What you should do: Output nothing but the number of lines that include the word "down".

* START *

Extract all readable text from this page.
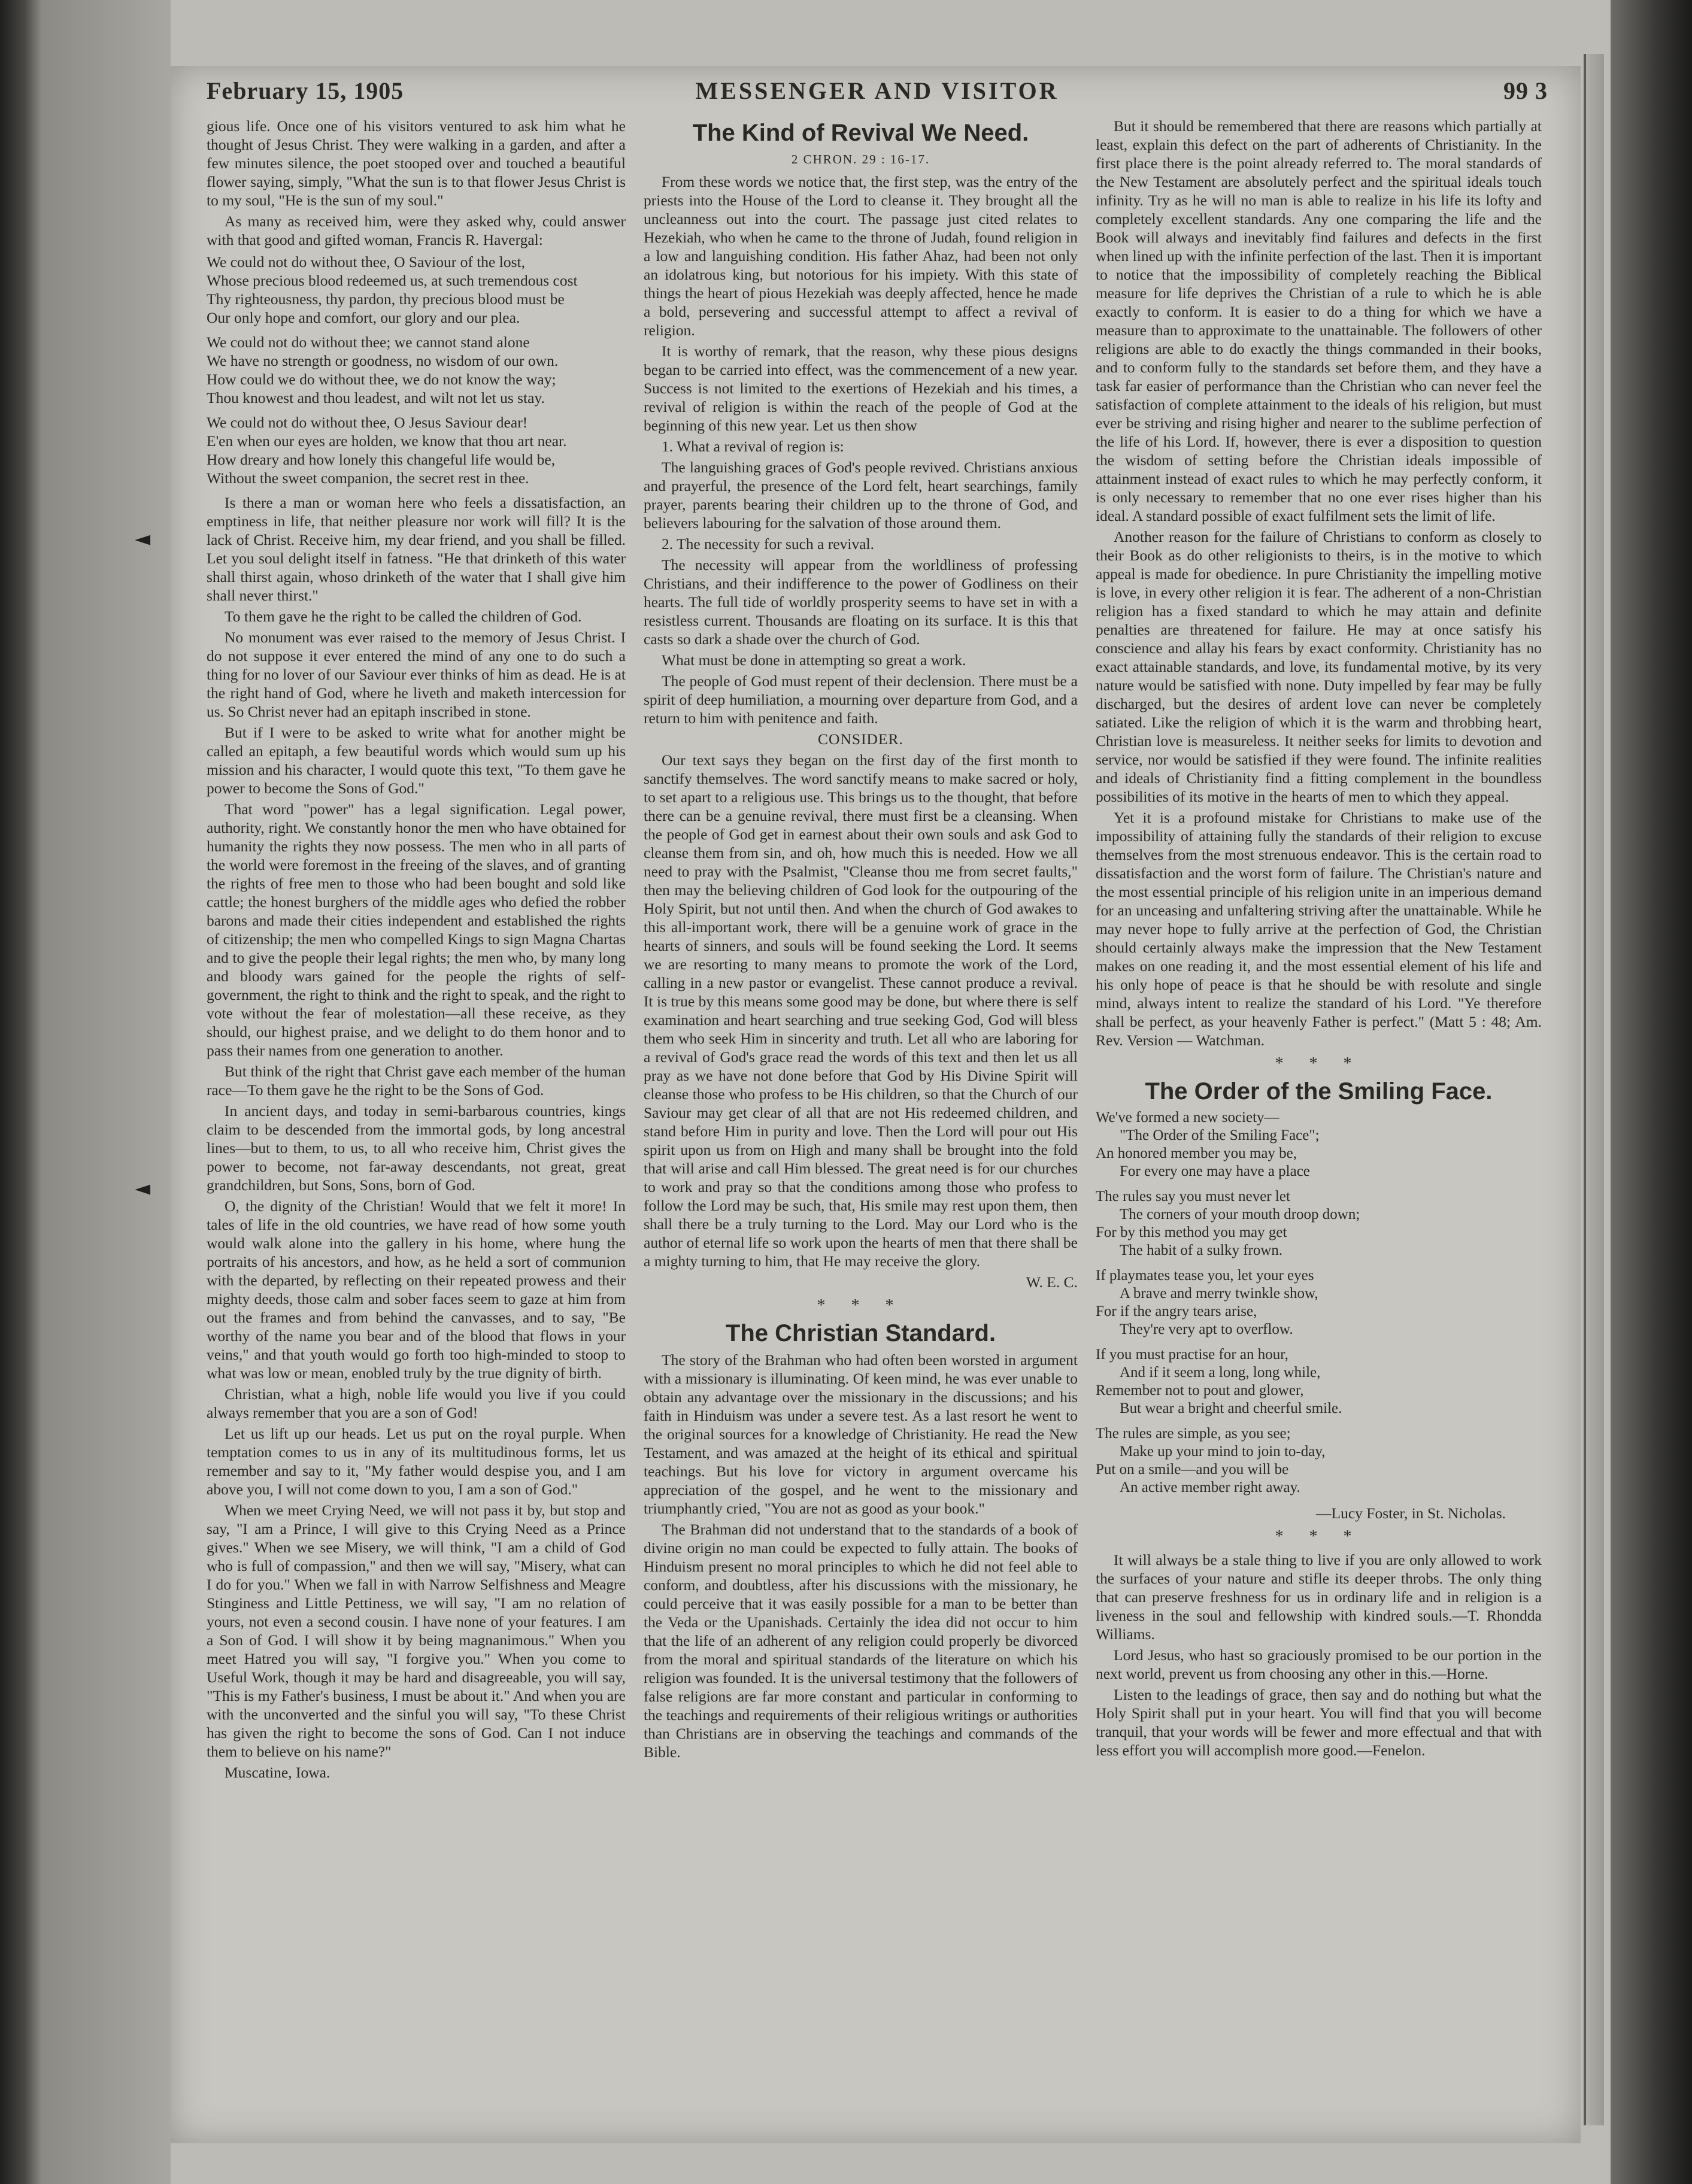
◄
◄
February 15, 1905	MESSENGER AND VISITOR	99 3

gious life. Once one of his visitors ventured to ask him what he thought of Jesus Christ. They were walking in a garden, and after a few minutes silence, the poet stooped over and touched a beautiful flower saying, simply, "What the sun is to that flower Jesus Christ is to my soul, "He is the sun of my soul."

As many as received him, were they asked why, could answer with that good and gifted woman, Francis R. Havergal:

We could not do without thee, O Saviour of the lost,
Whose precious blood redeemed us, at such tremendous cost
Thy righteousness, thy pardon, thy precious blood must be
Our only hope and comfort, our glory and our plea.
We could not do without thee; we cannot stand alone
We have no strength or goodness, no wisdom of our own.
How could we do without thee, we do not know the way;
Thou knowest and thou leadest, and wilt not let us stay.
We could not do without thee, O Jesus Saviour dear!
E'en when our eyes are holden, we know that thou art near.
How dreary and how lonely this changeful life would be,
Without the sweet companion, the secret rest in thee.

Is there a man or woman here who feels a dissatisfaction, an emptiness in life, that neither pleasure nor work will fill? It is the lack of Christ. Receive him, my dear friend, and you shall be filled. Let you soul delight itself in fatness. "He that drinketh of this water shall thirst again, whoso drinketh of the water that I shall give him shall never thirst."

To them gave he the right to be called the children of God.

No monument was ever raised to the memory of Jesus Christ. I do not suppose it ever entered the mind of any one to do such a thing for no lover of our Saviour ever thinks of him as dead. He is at the right hand of God, where he liveth and maketh intercession for us. So Christ never had an epitaph inscribed in stone.

But if I were to be asked to write what for another might be called an epitaph, a few beautiful words which would sum up his mission and his character, I would quote this text, "To them gave he power to become the Sons of God."

That word "power" has a legal signification. Legal power, authority, right. We constantly honor the men who have obtained for humanity the rights they now possess. The men who in all parts of the world were foremost in the freeing of the slaves, and of granting the rights of free men to those who had been bought and sold like cattle; the honest burghers of the middle ages who defied the robber barons and made their cities independent and established the rights of citizenship; the men who compelled Kings to sign Magna Chartas and to give the people their legal rights; the men who, by many long and bloody wars gained for the people the rights of self-government, the right to think and the right to speak, and the right to vote without the fear of molestation—all these receive, as they should, our highest praise, and we delight to do them honor and to pass their names from one generation to another.

But think of the right that Christ gave each member of the human race—To them gave he the right to be the Sons of God.

In ancient days, and today in semi-barbarous countries, kings claim to be descended from the immortal gods, by long ancestral lines—but to them, to us, to all who receive him, Christ gives the power to become, not far-away descendants, not great, great grandchildren, but Sons, Sons, born of God.

O, the dignity of the Christian! Would that we felt it more! In tales of life in the old countries, we have read of how some youth would walk alone into the gallery in his home, where hung the portraits of his ancestors, and how, as he held a sort of communion with the departed, by reflecting on their repeated prowess and their mighty deeds, those calm and sober faces seem to gaze at him from out the frames and from behind the canvasses, and to say, "Be worthy of the name you bear and of the blood that flows in your veins," and that youth would go forth too high-minded to stoop to what was low or mean, enobled truly by the true dignity of birth.

Christian, what a high, noble life would you live if you could always remember that you are a son of God!

Let us lift up our heads. Let us put on the royal purple. When temptation comes to us in any of its multitudinous forms, let us remember and say to it, "My father would despise you, and I am above you, I will not come down to you, I am a son of God."

When we meet Crying Need, we will not pass it by, but stop and say, "I am a Prince, I will give to this Crying Need as a Prince gives." When we see Misery, we will think, "I am a child of God who is full of compassion," and then we will say, "Misery, what can I do for you." When we fall in with Narrow Selfishness and Meagre Stinginess and Little Pettiness, we will say, "I am no relation of yours, not even a second cousin. I have none of your features. I am a Son of God. I will show it by being magnanimous." When you meet Hatred you will say, "I forgive you." When you come to Useful Work, though it may be hard and disagreeable, you will say, "This is my Father's business, I must be about it." And when you are with the unconverted and the sinful you will say, "To these Christ has given the right to become the sons of God. Can I not induce them to believe on his name?"

Muscatine, Iowa.

The Kind of Revival We Need.
2 CHRON. 29 : 16-17.

From these words we notice that, the first step, was the entry of the priests into the House of the Lord to cleanse it. They brought all the uncleanness out into the court. The passage just cited relates to Hezekiah, who when he came to the throne of Judah, found religion in a low and languishing condition. His father Ahaz, had been not only an idolatrous king, but notorious for his impiety. With this state of things the heart of pious Hezekiah was deeply affected, hence he made a bold, persevering and successful attempt to affect a revival of religion.

It is worthy of remark, that the reason, why these pious designs began to be carried into effect, was the commencement of a new year. Success is not limited to the exertions of Hezekiah and his times, a revival of religion is within the reach of the people of God at the beginning of this new year. Let us then show

1. What a revival of region is:

The languishing graces of God's people revived. Christians anxious and prayerful, the presence of the Lord felt, heart searchings, family prayer, parents bearing their children up to the throne of God, and believers labouring for the salvation of those around them.

2. The necessity for such a revival.

The necessity will appear from the worldliness of professing Christians, and their indifference to the power of Godliness on their hearts. The full tide of worldly prosperity seems to have set in with a resistless current. Thousands are floating on its surface. It is this that casts so dark a shade over the church of God.

What must be done in attempting so great a work.

The people of God must repent of their declension. There must be a spirit of deep humiliation, a mourning over departure from God, and a return to him with penitence and faith.

CONSIDER.

Our text says they began on the first day of the first month to sanctify themselves. The word sanctify means to make sacred or holy, to set apart to a religious use. This brings us to the thought, that before there can be a genuine revival, there must first be a cleansing. When the people of God get in earnest about their own souls and ask God to cleanse them from sin, and oh, how much this is needed. How we all need to pray with the Psalmist, "Cleanse thou me from secret faults," then may the believing children of God look for the outpouring of the Holy Spirit, but not until then. And when the church of God awakes to this all-important work, there will be a genuine work of grace in the hearts of sinners, and souls will be found seeking the Lord. It seems we are resorting to many means to promote the work of the Lord, calling in a new pastor or evangelist. These cannot produce a revival. It is true by this means some good may be done, but where there is self examination and heart searching and true seeking God, God will bless them who seek Him in sincerity and truth. Let all who are laboring for a revival of God's grace read the words of this text and then let us all pray as we have not done before that God by His Divine Spirit will cleanse those who profess to be His children, so that the Church of our Saviour may get clear of all that are not His redeemed children, and stand before Him in purity and love. Then the Lord will pour out His spirit upon us from on High and many shall be brought into the fold that will arise and call Him blessed. The great need is for our churches to work and pray so that the conditions among those who profess to follow the Lord may be such, that, His smile may rest upon them, then shall there be a truly turning to the Lord. May our Lord who is the author of eternal life so work upon the hearts of men that there shall be a mighty turning to him, that He may receive the glory.

W. E. C.
* * *
The Christian Standard.

The story of the Brahman who had often been worsted in argument with a missionary is illuminating. Of keen mind, he was ever unable to obtain any advantage over the missionary in the discussions; and his faith in Hinduism was under a severe test. As a last resort he went to the original sources for a knowledge of Christianity. He read the New Testament, and was amazed at the height of its ethical and spiritual teachings. But his love for victory in argument overcame his appreciation of the gospel, and he went to the missionary and triumphantly cried, "You are not as good as your book."

The Brahman did not understand that to the standards of a book of divine origin no man could be expected to fully attain. The books of Hinduism present no moral principles to which he did not feel able to conform, and doubtless, after his discussions with the missionary, he could perceive that it was easily possible for a man to be better than the Veda or the Upanishads. Certainly the idea did not occur to him that the life of an adherent of any religion could properly be divorced from the moral and spiritual standards of the literature on which his religion was founded. It is the universal testimony that the followers of false religions are far more constant and particular in conforming to the teachings and requirements of their religious writings or authorities than Christians are in observing the teachings and commands of the Bible.

But it should be remembered that there are reasons which partially at least, explain this defect on the part of adherents of Christianity. In the first place there is the point already referred to. The moral standards of the New Testament are absolutely perfect and the spiritual ideals touch infinity. Try as he will no man is able to realize in his life its lofty and completely excellent standards. Any one comparing the life and the Book will always and inevitably find failures and defects in the first when lined up with the infinite perfection of the last. Then it is important to notice that the impossibility of completely reaching the Biblical measure for life deprives the Christian of a rule to which he is able exactly to conform. It is easier to do a thing for which we have a measure than to approximate to the unattainable. The followers of other religions are able to do exactly the things commanded in their books, and to conform fully to the standards set before them, and they have a task far easier of performance than the Christian who can never feel the satisfaction of complete attainment to the ideals of his religion, but must ever be striving and rising higher and nearer to the sublime perfection of the life of his Lord. If, however, there is ever a disposition to question the wisdom of setting before the Christian ideals impossible of attainment instead of exact rules to which he may perfectly conform, it is only necessary to remember that no one ever rises higher than his ideal. A standard possible of exact fulfilment sets the limit of life.

Another reason for the failure of Christians to conform as closely to their Book as do other religionists to theirs, is in the motive to which appeal is made for obedience. In pure Christianity the impelling motive is love, in every other religion it is fear. The adherent of a non-Christian religion has a fixed standard to which he may attain and definite penalties are threatened for failure. He may at once satisfy his conscience and allay his fears by exact conformity. Christianity has no exact attainable standards, and love, its fundamental motive, by its very nature would be satisfied with none. Duty impelled by fear may be fully discharged, but the desires of ardent love can never be completely satiated. Like the religion of which it is the warm and throbbing heart, Christian love is measureless. It neither seeks for limits to devotion and service, nor would be satisfied if they were found. The infinite realities and ideals of Christianity find a fitting complement in the boundless possibilities of its motive in the hearts of men to which they appeal.

Yet it is a profound mistake for Christians to make use of the impossibility of attaining fully the standards of their religion to excuse themselves from the most strenuous endeavor. This is the certain road to dissatisfaction and the worst form of failure. The Christian's nature and the most essential principle of his religion unite in an imperious demand for an unceasing and unfaltering striving after the unattainable. While he may never hope to fully arrive at the perfection of God, the Christian should certainly always make the impression that the New Testament makes on one reading it, and the most essential element of his life and his only hope of peace is that he should be with resolute and single mind, always intent to realize the standard of his Lord. "Ye therefore shall be perfect, as your heavenly Father is perfect." (Matt 5 : 48; Am. Rev. Version — Watchman.

* * *
The Order of the Smiling Face.
We've formed a new society—
"The Order of the Smiling Face";
An honored member you may be,
For every one may have a place
The rules say you must never let
The corners of your mouth droop down;
For by this method you may get
The habit of a sulky frown.
If playmates tease you, let your eyes
A brave and merry twinkle show,
For if the angry tears arise,
They're very apt to overflow.
If you must practise for an hour,
And if it seem a long, long while,
Remember not to pout and glower,
But wear a bright and cheerful smile.
The rules are simple, as you see;
Make up your mind to join to-day,
Put on a smile—and you will be
An active member right away.
—Lucy Foster, in St. Nicholas.
* * *

It will always be a stale thing to live if you are only allowed to work the surfaces of your nature and stifle its deeper throbs. The only thing that can preserve freshness for us in ordinary life and in religion is a liveness in the soul and fellowship with kindred souls.—T. Rhondda Williams.

Lord Jesus, who hast so graciously promised to be our portion in the next world, prevent us from choosing any other in this.—Horne.

Listen to the leadings of grace, then say and do nothing but what the Holy Spirit shall put in your heart. You will find that you will become tranquil, that your words will be fewer and more effectual and that with less effort you will accomplish more good.—Fenelon.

* END *

Task answer: 2